:: Task description ::
Quote every line as written. Omit pictures.

:: Data shown ::
** begin **

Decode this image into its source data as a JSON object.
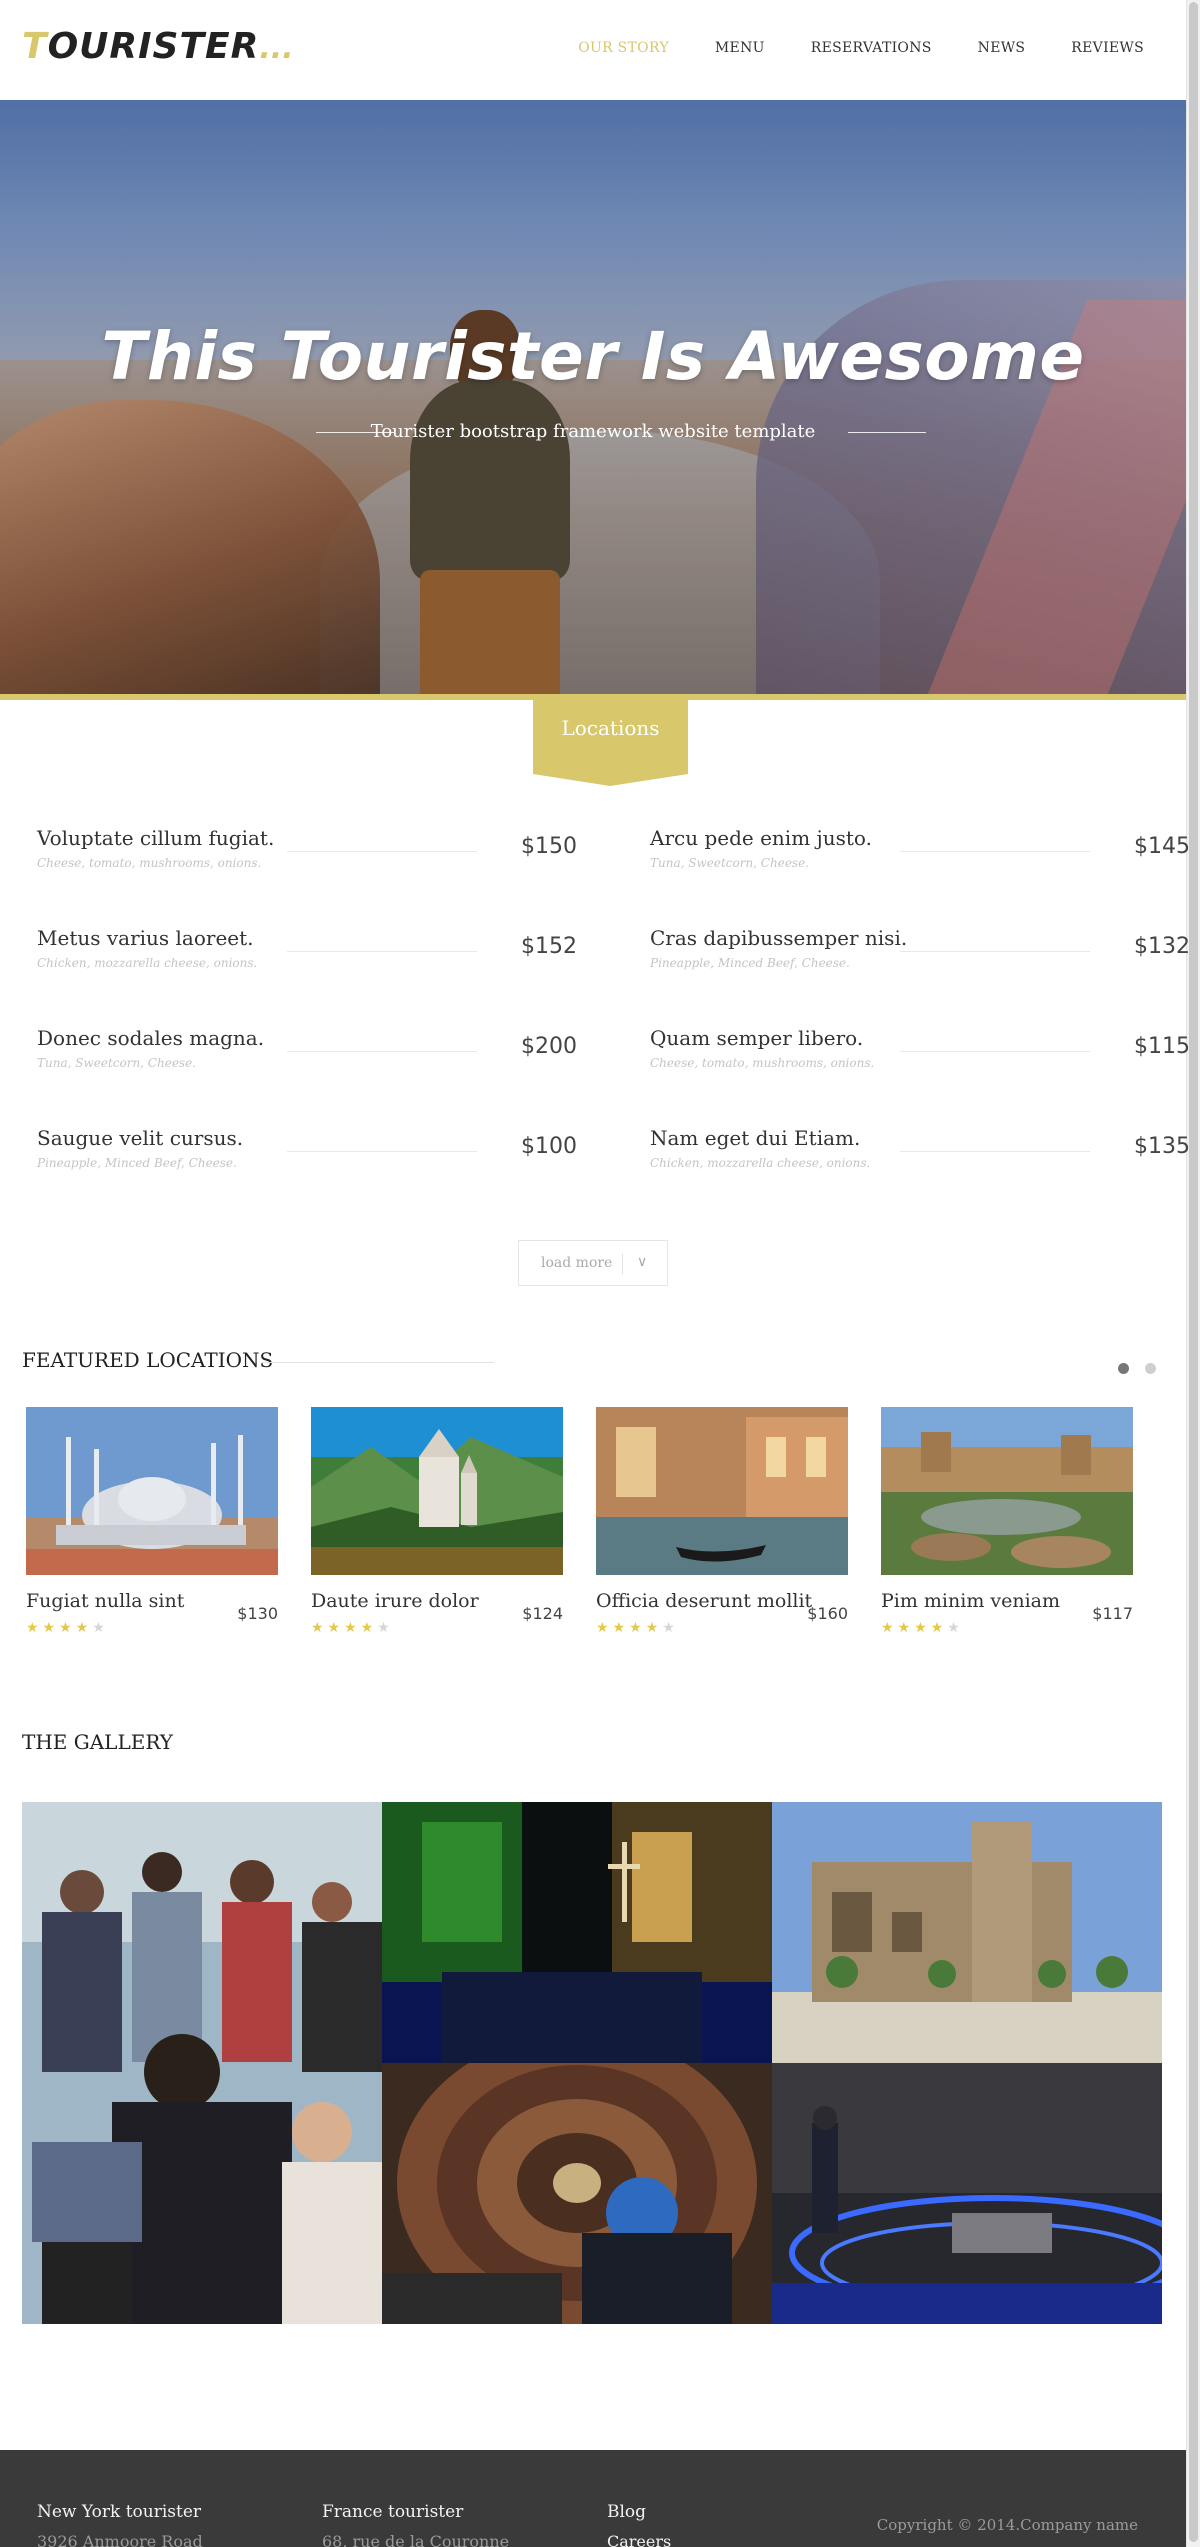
{
  "brand": {
    "first_letter": "T",
    "rest": "OURISTER",
    "dots": "..."
  },
  "nav": {
    "items": [
      {
        "label": "OUR STORY"
      },
      {
        "label": "MENU"
      },
      {
        "label": "RESERVATIONS"
      },
      {
        "label": "NEWS"
      },
      {
        "label": "REVIEWS"
      }
    ],
    "active_color": "#d8c76b"
  },
  "hero": {
    "title": "This Tourister Is Awesome",
    "subtitle": "Tourister bootstrap framework website template"
  },
  "locations": {
    "tab_label": "Locations",
    "items": [
      {
        "name": "Voluptate cillum fugiat.",
        "desc": "Cheese, tomato, mushrooms, onions.",
        "price": "$150"
      },
      {
        "name": "Arcu pede enim justo.",
        "desc": "Tuna, Sweetcorn, Cheese.",
        "price": "$145"
      },
      {
        "name": "Metus varius laoreet.",
        "desc": "Chicken, mozzarella cheese, onions.",
        "price": "$152"
      },
      {
        "name": "Cras dapibussemper nisi.",
        "desc": "Pineapple, Minced Beef, Cheese.",
        "price": "$132"
      },
      {
        "name": "Donec sodales magna.",
        "desc": "Tuna, Sweetcorn, Cheese.",
        "price": "$200"
      },
      {
        "name": "Quam semper libero.",
        "desc": "Cheese, tomato, mushrooms, onions.",
        "price": "$115"
      },
      {
        "name": "Saugue velit cursus.",
        "desc": "Pineapple, Minced Beef, Cheese.",
        "price": "$100"
      },
      {
        "name": "Nam eget dui Etiam.",
        "desc": "Chicken, mozzarella cheese, onions.",
        "price": "$135"
      }
    ],
    "load_more_label": "load more",
    "chevron_icon": "chevron-down-icon"
  },
  "featured": {
    "title": "FEATURED LOCATIONS",
    "cards": [
      {
        "name": "Fugiat nulla sint",
        "price": "$130",
        "rating": 4,
        "max": 5
      },
      {
        "name": "Daute irure dolor",
        "price": "$124",
        "rating": 4,
        "max": 5
      },
      {
        "name": "Officia deserunt mollit",
        "price": "$160",
        "rating": 4,
        "max": 5
      },
      {
        "name": "Pim minim veniam",
        "price": "$117",
        "rating": 4,
        "max": 5
      }
    ],
    "star_on_color": "#e4c84a",
    "star_off_color": "#d6d6d6"
  },
  "gallery": {
    "title": "THE GALLERY"
  },
  "footer": {
    "col1_title": "New York tourister",
    "col1_line": "3926 Anmoore Road",
    "col2_title": "France tourister",
    "col2_line": "68, rue de la Couronne",
    "col3_title": "Blog",
    "col3_line": "Careers",
    "copyright": "Copyright © 2014.Company name"
  },
  "colors": {
    "accent": "#d8c76b",
    "footer_bg": "#3a3a3a"
  }
}
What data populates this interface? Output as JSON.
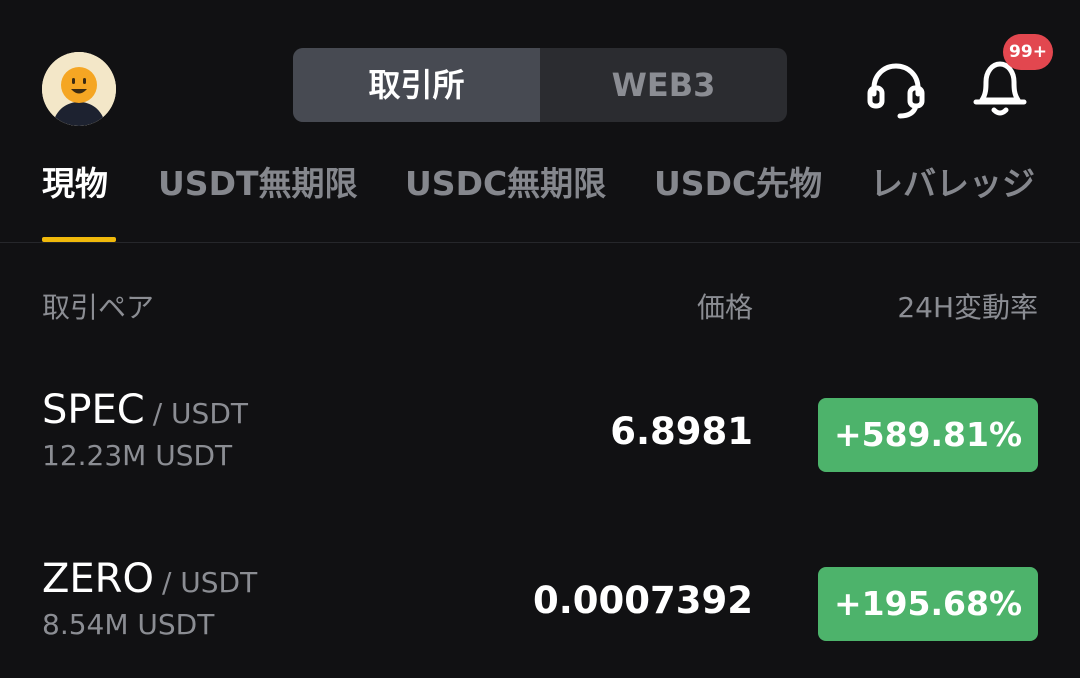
{
  "header": {
    "segment": {
      "active": "取引所",
      "other": "WEB3"
    },
    "notification_badge": "99+",
    "icons": {
      "avatar": "avatar",
      "support": "headset-icon",
      "notifications": "bell-icon"
    }
  },
  "tabs": [
    "現物",
    "USDT無期限",
    "USDC無期限",
    "USDC先物",
    "レバレッジ"
  ],
  "columns": {
    "pair": "取引ペア",
    "price": "価格",
    "change": "24H変動率"
  },
  "rows": [
    {
      "base": "SPEC",
      "quote": "/ USDT",
      "volume": "12.23M USDT",
      "price": "6.8981",
      "change": "+589.81%"
    },
    {
      "base": "ZERO",
      "quote": "/ USDT",
      "volume": "8.54M USDT",
      "price": "0.0007392",
      "change": "+195.68%"
    }
  ],
  "colors": {
    "background": "#111113",
    "accent": "#f0b90b",
    "positive": "#4db36b",
    "badge": "#e2474f"
  }
}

** end **

:: Response below ::
Decode this image into its source data as a JSON object.
{
  "brand": {
    "first_letter": "T",
    "rest": "OURISTER",
    "dots": "..."
  },
  "nav": {
    "items": [
      {
        "label": "OUR STORY"
      },
      {
        "label": "MENU"
      },
      {
        "label": "RESERVATIONS"
      },
      {
        "label": "NEWS"
      },
      {
        "label": "REVIEWS"
      }
    ],
    "active_color": "#d8c76b"
  },
  "hero": {
    "title": "This Tourister Is Awesome",
    "subtitle": "Tourister bootstrap framework website template"
  },
  "locations": {
    "tab_label": "Locations",
    "items": [
      {
        "name": "Voluptate cillum fugiat.",
        "desc": "Cheese, tomato, mushrooms, onions.",
        "price": "$150"
      },
      {
        "name": "Arcu pede enim justo.",
        "desc": "Tuna, Sweetcorn, Cheese.",
        "price": "$145"
      },
      {
        "name": "Metus varius laoreet.",
        "desc": "Chicken, mozzarella cheese, onions.",
        "price": "$152"
      },
      {
        "name": "Cras dapibussemper nisi.",
        "desc": "Pineapple, Minced Beef, Cheese.",
        "price": "$132"
      },
      {
        "name": "Donec sodales magna.",
        "desc": "Tuna, Sweetcorn, Cheese.",
        "price": "$200"
      },
      {
        "name": "Quam semper libero.",
        "desc": "Cheese, tomato, mushrooms, onions.",
        "price": "$115"
      },
      {
        "name": "Saugue velit cursus.",
        "desc": "Pineapple, Minced Beef, Cheese.",
        "price": "$100"
      },
      {
        "name": "Nam eget dui Etiam.",
        "desc": "Chicken, mozzarella cheese, onions.",
        "price": "$135"
      }
    ],
    "load_more_label": "load more",
    "chevron_icon": "chevron-down-icon"
  },
  "featured": {
    "title": "FEATURED LOCATIONS",
    "cards": [
      {
        "name": "Fugiat nulla sint",
        "price": "$130",
        "rating": 4,
        "max": 5
      },
      {
        "name": "Daute irure dolor",
        "price": "$124",
        "rating": 4,
        "max": 5
      },
      {
        "name": "Officia deserunt mollit",
        "price": "$160",
        "rating": 4,
        "max": 5
      },
      {
        "name": "Pim minim veniam",
        "price": "$117",
        "rating": 4,
        "max": 5
      }
    ],
    "star_on_color": "#e4c84a",
    "star_off_color": "#d6d6d6"
  },
  "gallery": {
    "title": "THE GALLERY"
  },
  "footer": {
    "col1_title": "New York tourister",
    "col1_line": "3926 Anmoore Road",
    "col2_title": "France tourister",
    "col2_line": "68, rue de la Couronne",
    "col3_title": "Blog",
    "col3_line": "Careers",
    "copyright": "Copyright © 2014.Company name"
  },
  "colors": {
    "accent": "#d8c76b",
    "footer_bg": "#3a3a3a"
  }
}
What data populates this interface? Output as JSON.
{
  "header": {
    "segment": {
      "active": "取引所",
      "other": "WEB3"
    },
    "notification_badge": "99+",
    "icons": {
      "avatar": "avatar",
      "support": "headset-icon",
      "notifications": "bell-icon"
    }
  },
  "tabs": [
    "現物",
    "USDT無期限",
    "USDC無期限",
    "USDC先物",
    "レバレッジ"
  ],
  "columns": {
    "pair": "取引ペア",
    "price": "価格",
    "change": "24H変動率"
  },
  "rows": [
    {
      "base": "SPEC",
      "quote": "/ USDT",
      "volume": "12.23M USDT",
      "price": "6.8981",
      "change": "+589.81%"
    },
    {
      "base": "ZERO",
      "quote": "/ USDT",
      "volume": "8.54M USDT",
      "price": "0.0007392",
      "change": "+195.68%"
    }
  ],
  "colors": {
    "background": "#111113",
    "accent": "#f0b90b",
    "positive": "#4db36b",
    "badge": "#e2474f"
  }
}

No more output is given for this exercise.